■ **What the task requires**
Pictures do not belong in the copy; transcribe everything else in the records exactly.

— start Data for processing —

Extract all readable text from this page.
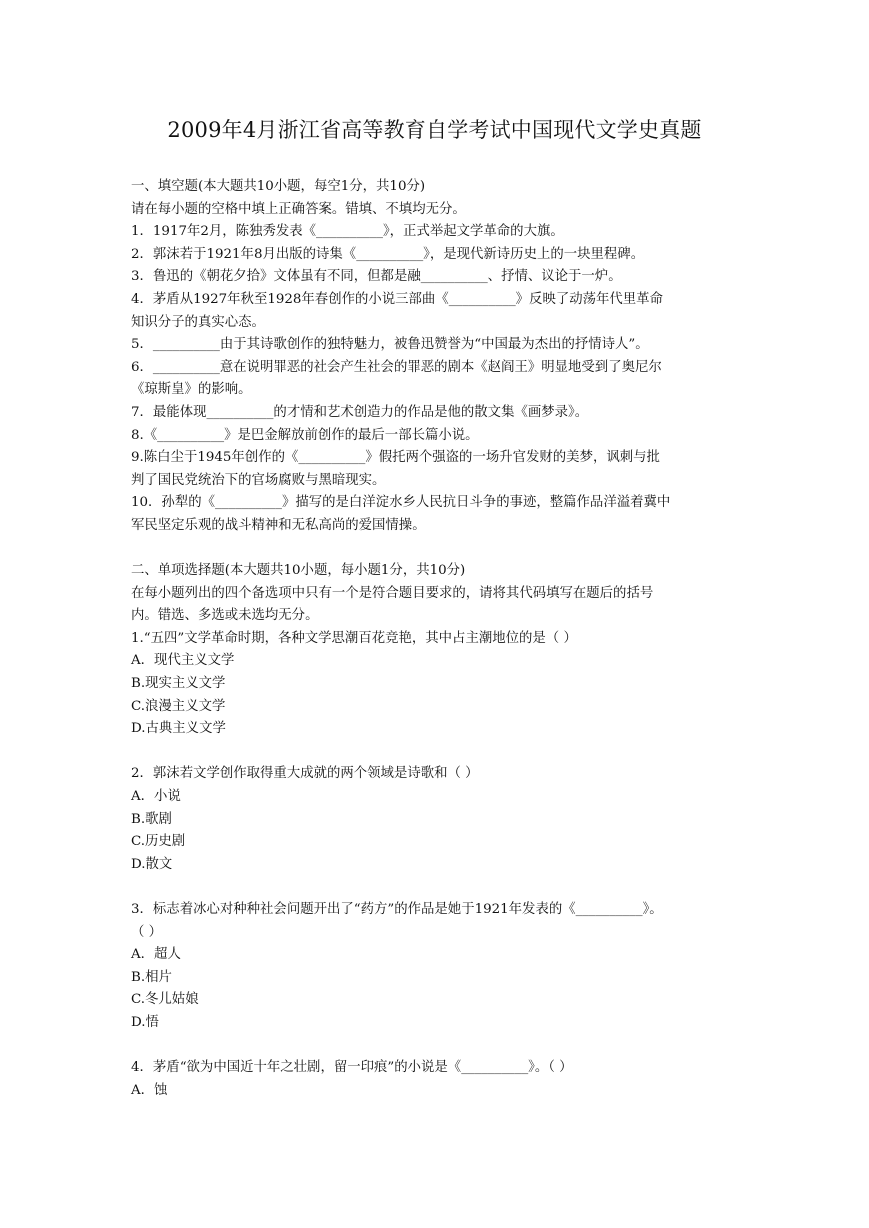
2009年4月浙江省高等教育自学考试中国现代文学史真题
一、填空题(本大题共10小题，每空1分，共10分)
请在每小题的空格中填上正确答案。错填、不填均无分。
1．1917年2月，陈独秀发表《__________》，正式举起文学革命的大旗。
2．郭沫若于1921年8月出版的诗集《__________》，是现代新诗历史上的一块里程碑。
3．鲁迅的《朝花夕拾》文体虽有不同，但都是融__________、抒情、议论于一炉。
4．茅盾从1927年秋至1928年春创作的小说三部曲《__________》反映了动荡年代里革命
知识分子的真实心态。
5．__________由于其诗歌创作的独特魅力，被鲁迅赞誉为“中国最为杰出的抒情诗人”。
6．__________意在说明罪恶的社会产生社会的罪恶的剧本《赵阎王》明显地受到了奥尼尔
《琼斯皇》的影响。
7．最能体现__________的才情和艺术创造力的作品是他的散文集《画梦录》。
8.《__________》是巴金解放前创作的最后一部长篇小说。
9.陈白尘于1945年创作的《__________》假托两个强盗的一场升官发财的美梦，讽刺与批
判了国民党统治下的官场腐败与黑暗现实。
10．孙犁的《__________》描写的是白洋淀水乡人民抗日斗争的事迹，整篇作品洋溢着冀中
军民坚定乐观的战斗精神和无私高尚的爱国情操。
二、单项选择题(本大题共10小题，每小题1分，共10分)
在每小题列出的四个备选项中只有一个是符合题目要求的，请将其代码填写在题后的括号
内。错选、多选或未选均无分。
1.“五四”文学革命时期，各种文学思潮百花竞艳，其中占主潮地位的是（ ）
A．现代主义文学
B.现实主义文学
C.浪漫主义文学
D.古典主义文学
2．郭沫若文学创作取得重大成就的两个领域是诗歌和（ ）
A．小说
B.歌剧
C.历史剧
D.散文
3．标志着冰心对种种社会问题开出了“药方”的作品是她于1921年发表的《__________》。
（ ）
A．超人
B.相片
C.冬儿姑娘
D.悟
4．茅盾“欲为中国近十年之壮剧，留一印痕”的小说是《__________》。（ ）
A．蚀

— end Data for processing —

■ **Solution for this task**
Extract all readable text from this page.
2009年4月浙江省高等教育自学考试中国现代文学史真题
一、填空题(本大题共10小题，每空1分，共10分)
请在每小题的空格中填上正确答案。错填、不填均无分。
1．1917年2月，陈独秀发表《__________》，正式举起文学革命的大旗。
2．郭沫若于1921年8月出版的诗集《__________》，是现代新诗历史上的一块里程碑。
3．鲁迅的《朝花夕拾》文体虽有不同，但都是融__________、抒情、议论于一炉。
4．茅盾从1927年秋至1928年春创作的小说三部曲《__________》反映了动荡年代里革命
知识分子的真实心态。
5．__________由于其诗歌创作的独特魅力，被鲁迅赞誉为“中国最为杰出的抒情诗人”。
6．__________意在说明罪恶的社会产生社会的罪恶的剧本《赵阎王》明显地受到了奥尼尔
《琼斯皇》的影响。
7．最能体现__________的才情和艺术创造力的作品是他的散文集《画梦录》。
8.《__________》是巴金解放前创作的最后一部长篇小说。
9.陈白尘于1945年创作的《__________》假托两个强盗的一场升官发财的美梦，讽刺与批
判了国民党统治下的官场腐败与黑暗现实。
10．孙犁的《__________》描写的是白洋淀水乡人民抗日斗争的事迹，整篇作品洋溢着冀中
军民坚定乐观的战斗精神和无私高尚的爱国情操。
二、单项选择题(本大题共10小题，每小题1分，共10分)
在每小题列出的四个备选项中只有一个是符合题目要求的，请将其代码填写在题后的括号
内。错选、多选或未选均无分。
1.“五四”文学革命时期，各种文学思潮百花竞艳，其中占主潮地位的是（ ）
A．现代主义文学
B.现实主义文学
C.浪漫主义文学
D.古典主义文学
2．郭沫若文学创作取得重大成就的两个领域是诗歌和（ ）
A．小说
B.歌剧
C.历史剧
D.散文
3．标志着冰心对种种社会问题开出了“药方”的作品是她于1921年发表的《__________》。
（ ）
A．超人
B.相片
C.冬儿姑娘
D.悟
4．茅盾“欲为中国近十年之壮剧，留一印痕”的小说是《__________》。（ ）
A．蚀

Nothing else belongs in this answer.